--- start Data provided ---
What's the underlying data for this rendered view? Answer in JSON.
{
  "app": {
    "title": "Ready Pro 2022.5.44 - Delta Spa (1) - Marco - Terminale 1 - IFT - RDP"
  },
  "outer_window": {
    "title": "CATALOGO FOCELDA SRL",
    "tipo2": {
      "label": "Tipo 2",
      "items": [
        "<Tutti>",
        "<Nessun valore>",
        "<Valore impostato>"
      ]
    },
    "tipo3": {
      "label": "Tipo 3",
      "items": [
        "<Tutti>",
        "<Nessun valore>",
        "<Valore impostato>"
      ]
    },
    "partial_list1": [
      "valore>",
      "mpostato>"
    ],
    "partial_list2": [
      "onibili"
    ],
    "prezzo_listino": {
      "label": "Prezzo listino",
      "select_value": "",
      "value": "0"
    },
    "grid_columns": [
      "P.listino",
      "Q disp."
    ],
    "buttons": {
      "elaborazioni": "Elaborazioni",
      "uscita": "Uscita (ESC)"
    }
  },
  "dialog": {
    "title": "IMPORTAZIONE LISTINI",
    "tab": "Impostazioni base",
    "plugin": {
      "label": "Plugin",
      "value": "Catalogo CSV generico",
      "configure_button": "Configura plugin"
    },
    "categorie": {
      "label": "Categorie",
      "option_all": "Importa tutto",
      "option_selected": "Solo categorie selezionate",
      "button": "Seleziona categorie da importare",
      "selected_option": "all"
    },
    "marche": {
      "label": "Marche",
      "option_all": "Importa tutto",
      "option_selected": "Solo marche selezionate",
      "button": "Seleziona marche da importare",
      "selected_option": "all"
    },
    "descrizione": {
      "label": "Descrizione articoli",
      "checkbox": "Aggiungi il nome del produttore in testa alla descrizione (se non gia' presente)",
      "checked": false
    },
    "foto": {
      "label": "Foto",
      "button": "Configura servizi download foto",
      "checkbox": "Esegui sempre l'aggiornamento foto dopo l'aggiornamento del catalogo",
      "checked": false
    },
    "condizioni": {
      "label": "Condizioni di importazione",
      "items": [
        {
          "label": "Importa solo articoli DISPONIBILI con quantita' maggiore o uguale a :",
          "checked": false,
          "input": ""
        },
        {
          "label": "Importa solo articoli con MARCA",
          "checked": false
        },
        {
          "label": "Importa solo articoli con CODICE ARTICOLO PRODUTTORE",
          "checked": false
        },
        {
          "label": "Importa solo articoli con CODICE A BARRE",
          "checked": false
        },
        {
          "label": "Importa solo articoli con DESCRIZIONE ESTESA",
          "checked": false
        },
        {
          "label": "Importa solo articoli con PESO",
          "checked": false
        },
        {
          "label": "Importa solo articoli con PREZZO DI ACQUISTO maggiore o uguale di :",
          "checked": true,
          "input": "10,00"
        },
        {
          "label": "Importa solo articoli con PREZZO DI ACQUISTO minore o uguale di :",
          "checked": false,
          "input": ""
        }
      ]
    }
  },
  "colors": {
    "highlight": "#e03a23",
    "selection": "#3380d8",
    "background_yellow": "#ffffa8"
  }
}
--- end Data provided ---
What is being asked: Lines containing the word "CODICE" are to be counted in the listing; state their number alone.

Full output: 2